TESTO DA LEGGERE:

╭──

In alcuni recenti studi, viene finalmente svelata la correlazione tra l’inquinamento e una maggiore diffusione del COVID-19, in particolare, viene evidenziato che le polveri sottili PM2,5 e gli ossidi di azoto NOx provocano una maggiore espressione della proteina ACE-2 da parte delle cellule epiteliali dei polmoni. Sfortunatamente, la proteina ACE-2 è la proteina a cui si lega il virus SARS-COV-2 per entrare all’interno delle cellule dell’uomo come in un meccanismo chiave-serratura: la proteina ACE-2 delle nostre cellule polmonari è la serratura e la proteina Spike del virus SARS-COV-2 è la chiave. La chiave del virus è contraffatta ma apre bene la serratura e consente al virus SARS-COV-2 di entrare nelle nostre cellule polmonari e dare inizio all’infezione.

╰──

PROVA TU: Nel testo sull'inquinamento e il COVID-19, quale proteina del virus SARS-COV-2 fa da chiave nel meccanismo chiave-serratura? L'elenco che segue non ha alcun ruolo in questo esercizio.

ESTRATTI DEI DATI:
╭──

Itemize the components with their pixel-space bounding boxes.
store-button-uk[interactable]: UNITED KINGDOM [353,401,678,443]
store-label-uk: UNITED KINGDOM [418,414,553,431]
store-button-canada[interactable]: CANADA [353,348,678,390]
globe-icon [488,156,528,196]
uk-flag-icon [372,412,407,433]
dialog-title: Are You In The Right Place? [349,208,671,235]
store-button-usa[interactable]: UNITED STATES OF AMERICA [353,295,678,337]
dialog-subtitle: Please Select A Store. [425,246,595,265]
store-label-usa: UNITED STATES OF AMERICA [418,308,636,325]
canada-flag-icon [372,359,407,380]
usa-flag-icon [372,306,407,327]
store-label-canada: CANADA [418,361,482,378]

╰──

SPAZIO RISPOSTA: La proteina Spike.